[Stored data entries]
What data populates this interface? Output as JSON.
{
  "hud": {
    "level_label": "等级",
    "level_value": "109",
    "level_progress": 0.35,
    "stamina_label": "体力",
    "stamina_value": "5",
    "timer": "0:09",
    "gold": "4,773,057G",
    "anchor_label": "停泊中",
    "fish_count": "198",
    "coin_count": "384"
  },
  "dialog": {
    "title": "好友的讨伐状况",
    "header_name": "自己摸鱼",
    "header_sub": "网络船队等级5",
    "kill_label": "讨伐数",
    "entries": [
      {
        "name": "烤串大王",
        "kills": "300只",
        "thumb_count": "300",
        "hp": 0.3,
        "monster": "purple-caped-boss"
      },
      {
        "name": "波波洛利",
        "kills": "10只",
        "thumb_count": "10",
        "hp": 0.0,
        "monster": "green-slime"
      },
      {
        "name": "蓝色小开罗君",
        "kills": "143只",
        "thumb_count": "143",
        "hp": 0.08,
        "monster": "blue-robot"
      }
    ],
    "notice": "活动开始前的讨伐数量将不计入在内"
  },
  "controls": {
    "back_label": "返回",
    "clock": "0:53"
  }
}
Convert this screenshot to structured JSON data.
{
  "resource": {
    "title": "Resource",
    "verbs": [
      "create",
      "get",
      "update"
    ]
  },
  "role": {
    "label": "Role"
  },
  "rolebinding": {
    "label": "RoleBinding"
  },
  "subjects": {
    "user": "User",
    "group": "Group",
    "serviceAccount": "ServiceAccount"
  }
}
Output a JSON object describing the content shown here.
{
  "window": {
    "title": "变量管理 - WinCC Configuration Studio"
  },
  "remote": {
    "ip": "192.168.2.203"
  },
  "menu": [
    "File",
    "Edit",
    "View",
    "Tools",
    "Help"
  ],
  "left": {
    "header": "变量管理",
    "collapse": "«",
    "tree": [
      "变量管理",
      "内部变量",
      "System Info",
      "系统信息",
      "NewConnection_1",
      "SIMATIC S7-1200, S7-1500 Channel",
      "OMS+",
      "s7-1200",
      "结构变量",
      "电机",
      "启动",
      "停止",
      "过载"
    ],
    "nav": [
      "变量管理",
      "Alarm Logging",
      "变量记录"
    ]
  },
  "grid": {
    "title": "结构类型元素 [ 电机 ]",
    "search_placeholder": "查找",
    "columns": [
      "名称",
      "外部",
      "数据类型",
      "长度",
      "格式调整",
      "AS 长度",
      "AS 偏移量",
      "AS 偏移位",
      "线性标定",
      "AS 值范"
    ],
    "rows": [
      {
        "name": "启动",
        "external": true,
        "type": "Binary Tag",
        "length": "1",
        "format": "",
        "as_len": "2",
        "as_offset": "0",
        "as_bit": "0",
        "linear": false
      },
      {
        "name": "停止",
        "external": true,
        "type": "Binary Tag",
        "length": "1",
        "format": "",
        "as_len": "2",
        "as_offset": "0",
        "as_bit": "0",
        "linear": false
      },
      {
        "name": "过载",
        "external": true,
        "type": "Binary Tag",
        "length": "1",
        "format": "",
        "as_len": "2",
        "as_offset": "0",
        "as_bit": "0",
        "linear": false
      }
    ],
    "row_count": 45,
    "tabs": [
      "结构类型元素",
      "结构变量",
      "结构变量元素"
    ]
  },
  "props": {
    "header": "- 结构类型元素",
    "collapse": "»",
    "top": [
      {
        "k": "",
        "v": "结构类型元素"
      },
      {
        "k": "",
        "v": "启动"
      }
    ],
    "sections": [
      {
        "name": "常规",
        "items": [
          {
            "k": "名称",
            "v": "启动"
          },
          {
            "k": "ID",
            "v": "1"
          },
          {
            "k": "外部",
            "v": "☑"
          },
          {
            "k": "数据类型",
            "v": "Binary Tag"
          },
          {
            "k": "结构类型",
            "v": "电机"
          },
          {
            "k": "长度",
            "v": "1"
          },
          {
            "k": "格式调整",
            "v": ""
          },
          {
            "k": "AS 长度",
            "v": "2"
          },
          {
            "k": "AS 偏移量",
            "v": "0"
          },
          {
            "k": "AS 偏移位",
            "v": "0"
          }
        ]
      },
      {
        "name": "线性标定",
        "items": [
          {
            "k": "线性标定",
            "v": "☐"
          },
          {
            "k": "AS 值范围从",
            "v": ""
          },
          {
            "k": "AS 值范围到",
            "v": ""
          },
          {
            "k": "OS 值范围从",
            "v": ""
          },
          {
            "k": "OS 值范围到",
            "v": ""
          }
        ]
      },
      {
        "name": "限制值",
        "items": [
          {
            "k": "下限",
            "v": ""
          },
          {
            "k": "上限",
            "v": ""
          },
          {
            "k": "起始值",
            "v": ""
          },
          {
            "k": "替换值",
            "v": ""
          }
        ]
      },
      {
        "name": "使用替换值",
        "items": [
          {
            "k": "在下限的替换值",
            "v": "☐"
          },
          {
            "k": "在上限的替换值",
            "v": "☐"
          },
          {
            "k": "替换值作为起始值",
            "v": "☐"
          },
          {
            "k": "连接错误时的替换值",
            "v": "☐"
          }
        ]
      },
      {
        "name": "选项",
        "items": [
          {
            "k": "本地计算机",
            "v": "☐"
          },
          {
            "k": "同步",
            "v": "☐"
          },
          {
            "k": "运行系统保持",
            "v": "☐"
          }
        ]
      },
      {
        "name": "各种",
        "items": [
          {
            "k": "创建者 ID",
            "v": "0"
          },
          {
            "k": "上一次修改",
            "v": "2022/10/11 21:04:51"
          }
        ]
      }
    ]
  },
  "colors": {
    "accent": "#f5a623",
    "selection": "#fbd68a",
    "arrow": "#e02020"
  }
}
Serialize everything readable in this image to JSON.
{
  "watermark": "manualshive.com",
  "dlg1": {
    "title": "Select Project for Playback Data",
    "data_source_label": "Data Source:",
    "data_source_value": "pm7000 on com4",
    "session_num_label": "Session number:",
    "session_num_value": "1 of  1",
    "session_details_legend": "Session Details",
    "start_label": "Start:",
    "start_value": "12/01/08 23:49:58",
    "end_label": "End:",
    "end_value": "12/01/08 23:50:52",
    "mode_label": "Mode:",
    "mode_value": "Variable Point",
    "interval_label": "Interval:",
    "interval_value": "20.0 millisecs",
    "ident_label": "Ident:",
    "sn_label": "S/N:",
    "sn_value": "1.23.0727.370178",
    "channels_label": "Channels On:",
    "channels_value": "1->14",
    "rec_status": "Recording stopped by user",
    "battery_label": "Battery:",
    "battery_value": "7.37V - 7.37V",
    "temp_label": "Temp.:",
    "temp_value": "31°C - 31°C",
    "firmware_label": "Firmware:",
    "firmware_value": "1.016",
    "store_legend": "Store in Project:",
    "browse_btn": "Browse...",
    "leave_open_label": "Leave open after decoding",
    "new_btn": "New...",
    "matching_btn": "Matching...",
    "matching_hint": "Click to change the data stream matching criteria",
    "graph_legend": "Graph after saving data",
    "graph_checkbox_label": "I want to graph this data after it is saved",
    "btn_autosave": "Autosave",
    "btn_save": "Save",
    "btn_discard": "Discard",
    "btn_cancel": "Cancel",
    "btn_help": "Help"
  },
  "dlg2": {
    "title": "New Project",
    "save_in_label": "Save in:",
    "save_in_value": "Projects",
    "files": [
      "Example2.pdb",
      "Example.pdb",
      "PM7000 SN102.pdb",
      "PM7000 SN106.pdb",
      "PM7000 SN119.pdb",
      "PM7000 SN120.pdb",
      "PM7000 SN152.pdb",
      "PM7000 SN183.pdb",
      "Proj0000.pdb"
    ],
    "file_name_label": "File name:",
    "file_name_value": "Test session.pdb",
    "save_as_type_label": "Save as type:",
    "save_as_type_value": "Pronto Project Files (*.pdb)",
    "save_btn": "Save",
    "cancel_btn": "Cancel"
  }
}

• REQUIRED WORK: Transcribe every entry exactly.

• OUTPUT OF THE EXERCISE:
What data populates this interface? Output as JSON.
{
  "hud": {
    "level_label": "等级",
    "level_value": "109",
    "level_progress": 0.35,
    "stamina_label": "体力",
    "stamina_value": "5",
    "timer": "0:09",
    "gold": "4,773,057G",
    "anchor_label": "停泊中",
    "fish_count": "198",
    "coin_count": "384"
  },
  "dialog": {
    "title": "好友的讨伐状况",
    "header_name": "自己摸鱼",
    "header_sub": "网络船队等级5",
    "kill_label": "讨伐数",
    "entries": [
      {
        "name": "烤串大王",
        "kills": "300只",
        "thumb_count": "300",
        "hp": 0.3,
        "monster": "purple-caped-boss"
      },
      {
        "name": "波波洛利",
        "kills": "10只",
        "thumb_count": "10",
        "hp": 0.0,
        "monster": "green-slime"
      },
      {
        "name": "蓝色小开罗君",
        "kills": "143只",
        "thumb_count": "143",
        "hp": 0.08,
        "monster": "blue-robot"
      }
    ],
    "notice": "活动开始前的讨伐数量将不计入在内"
  },
  "controls": {
    "back_label": "返回",
    "clock": "0:53"
  }
}
Convert this screenshot to structured JSON data.
{
  "resource": {
    "title": "Resource",
    "verbs": [
      "create",
      "get",
      "update"
    ]
  },
  "role": {
    "label": "Role"
  },
  "rolebinding": {
    "label": "RoleBinding"
  },
  "subjects": {
    "user": "User",
    "group": "Group",
    "serviceAccount": "ServiceAccount"
  }
}
Output a JSON object describing the content shown here.
{
  "window": {
    "title": "变量管理 - WinCC Configuration Studio"
  },
  "remote": {
    "ip": "192.168.2.203"
  },
  "menu": [
    "File",
    "Edit",
    "View",
    "Tools",
    "Help"
  ],
  "left": {
    "header": "变量管理",
    "collapse": "«",
    "tree": [
      "变量管理",
      "内部变量",
      "System Info",
      "系统信息",
      "NewConnection_1",
      "SIMATIC S7-1200, S7-1500 Channel",
      "OMS+",
      "s7-1200",
      "结构变量",
      "电机",
      "启动",
      "停止",
      "过载"
    ],
    "nav": [
      "变量管理",
      "Alarm Logging",
      "变量记录"
    ]
  },
  "grid": {
    "title": "结构类型元素 [ 电机 ]",
    "search_placeholder": "查找",
    "columns": [
      "名称",
      "外部",
      "数据类型",
      "长度",
      "格式调整",
      "AS 长度",
      "AS 偏移量",
      "AS 偏移位",
      "线性标定",
      "AS 值范"
    ],
    "rows": [
      {
        "name": "启动",
        "external": true,
        "type": "Binary Tag",
        "length": "1",
        "format": "",
        "as_len": "2",
        "as_offset": "0",
        "as_bit": "0",
        "linear": false
      },
      {
        "name": "停止",
        "external": true,
        "type": "Binary Tag",
        "length": "1",
        "format": "",
        "as_len": "2",
        "as_offset": "0",
        "as_bit": "0",
        "linear": false
      },
      {
        "name": "过载",
        "external": true,
        "type": "Binary Tag",
        "length": "1",
        "format": "",
        "as_len": "2",
        "as_offset": "0",
        "as_bit": "0",
        "linear": false
      }
    ],
    "row_count": 45,
    "tabs": [
      "结构类型元素",
      "结构变量",
      "结构变量元素"
    ]
  },
  "props": {
    "header": "- 结构类型元素",
    "collapse": "»",
    "top": [
      {
        "k": "",
        "v": "结构类型元素"
      },
      {
        "k": "",
        "v": "启动"
      }
    ],
    "sections": [
      {
        "name": "常规",
        "items": [
          {
            "k": "名称",
            "v": "启动"
          },
          {
            "k": "ID",
            "v": "1"
          },
          {
            "k": "外部",
            "v": "☑"
          },
          {
            "k": "数据类型",
            "v": "Binary Tag"
          },
          {
            "k": "结构类型",
            "v": "电机"
          },
          {
            "k": "长度",
            "v": "1"
          },
          {
            "k": "格式调整",
            "v": ""
          },
          {
            "k": "AS 长度",
            "v": "2"
          },
          {
            "k": "AS 偏移量",
            "v": "0"
          },
          {
            "k": "AS 偏移位",
            "v": "0"
          }
        ]
      },
      {
        "name": "线性标定",
        "items": [
          {
            "k": "线性标定",
            "v": "☐"
          },
          {
            "k": "AS 值范围从",
            "v": ""
          },
          {
            "k": "AS 值范围到",
            "v": ""
          },
          {
            "k": "OS 值范围从",
            "v": ""
          },
          {
            "k": "OS 值范围到",
            "v": ""
          }
        ]
      },
      {
        "name": "限制值",
        "items": [
          {
            "k": "下限",
            "v": ""
          },
          {
            "k": "上限",
            "v": ""
          },
          {
            "k": "起始值",
            "v": ""
          },
          {
            "k": "替换值",
            "v": ""
          }
        ]
      },
      {
        "name": "使用替换值",
        "items": [
          {
            "k": "在下限的替换值",
            "v": "☐"
          },
          {
            "k": "在上限的替换值",
            "v": "☐"
          },
          {
            "k": "替换值作为起始值",
            "v": "☐"
          },
          {
            "k": "连接错误时的替换值",
            "v": "☐"
          }
        ]
      },
      {
        "name": "选项",
        "items": [
          {
            "k": "本地计算机",
            "v": "☐"
          },
          {
            "k": "同步",
            "v": "☐"
          },
          {
            "k": "运行系统保持",
            "v": "☐"
          }
        ]
      },
      {
        "name": "各种",
        "items": [
          {
            "k": "创建者 ID",
            "v": "0"
          },
          {
            "k": "上一次修改",
            "v": "2022/10/11 21:04:51"
          }
        ]
      }
    ]
  },
  "colors": {
    "accent": "#f5a623",
    "selection": "#fbd68a",
    "arrow": "#e02020"
  }
}
Serialize everything readable in this image to JSON.
{
  "watermark": "manualshive.com",
  "dlg1": {
    "title": "Select Project for Playback Data",
    "data_source_label": "Data Source:",
    "data_source_value": "pm7000 on com4",
    "session_num_label": "Session number:",
    "session_num_value": "1 of  1",
    "session_details_legend": "Session Details",
    "start_label": "Start:",
    "start_value": "12/01/08 23:49:58",
    "end_label": "End:",
    "end_value": "12/01/08 23:50:52",
    "mode_label": "Mode:",
    "mode_value": "Variable Point",
    "interval_label": "Interval:",
    "interval_value": "20.0 millisecs",
    "ident_label": "Ident:",
    "sn_label": "S/N:",
    "sn_value": "1.23.0727.370178",
    "channels_label": "Channels On:",
    "channels_value": "1->14",
    "rec_status": "Recording stopped by user",
    "battery_label": "Battery:",
    "battery_value": "7.37V - 7.37V",
    "temp_label": "Temp.:",
    "temp_value": "31°C - 31°C",
    "firmware_label": "Firmware:",
    "firmware_value": "1.016",
    "store_legend": "Store in Project:",
    "browse_btn": "Browse...",
    "leave_open_label": "Leave open after decoding",
    "new_btn": "New...",
    "matching_btn": "Matching...",
    "matching_hint": "Click to change the data stream matching criteria",
    "graph_legend": "Graph after saving data",
    "graph_checkbox_label": "I want to graph this data after it is saved",
    "btn_autosave": "Autosave",
    "btn_save": "Save",
    "btn_discard": "Discard",
    "btn_cancel": "Cancel",
    "btn_help": "Help"
  },
  "dlg2": {
    "title": "New Project",
    "save_in_label": "Save in:",
    "save_in_value": "Projects",
    "files": [
      "Example2.pdb",
      "Example.pdb",
      "PM7000 SN102.pdb",
      "PM7000 SN106.pdb",
      "PM7000 SN119.pdb",
      "PM7000 SN120.pdb",
      "PM7000 SN152.pdb",
      "PM7000 SN183.pdb",
      "Proj0000.pdb"
    ],
    "file_name_label": "File name:",
    "file_name_value": "Test session.pdb",
    "save_as_type_label": "Save as type:",
    "save_as_type_value": "Pronto Project Files (*.pdb)",
    "save_btn": "Save",
    "cancel_btn": "Cancel"
  }
}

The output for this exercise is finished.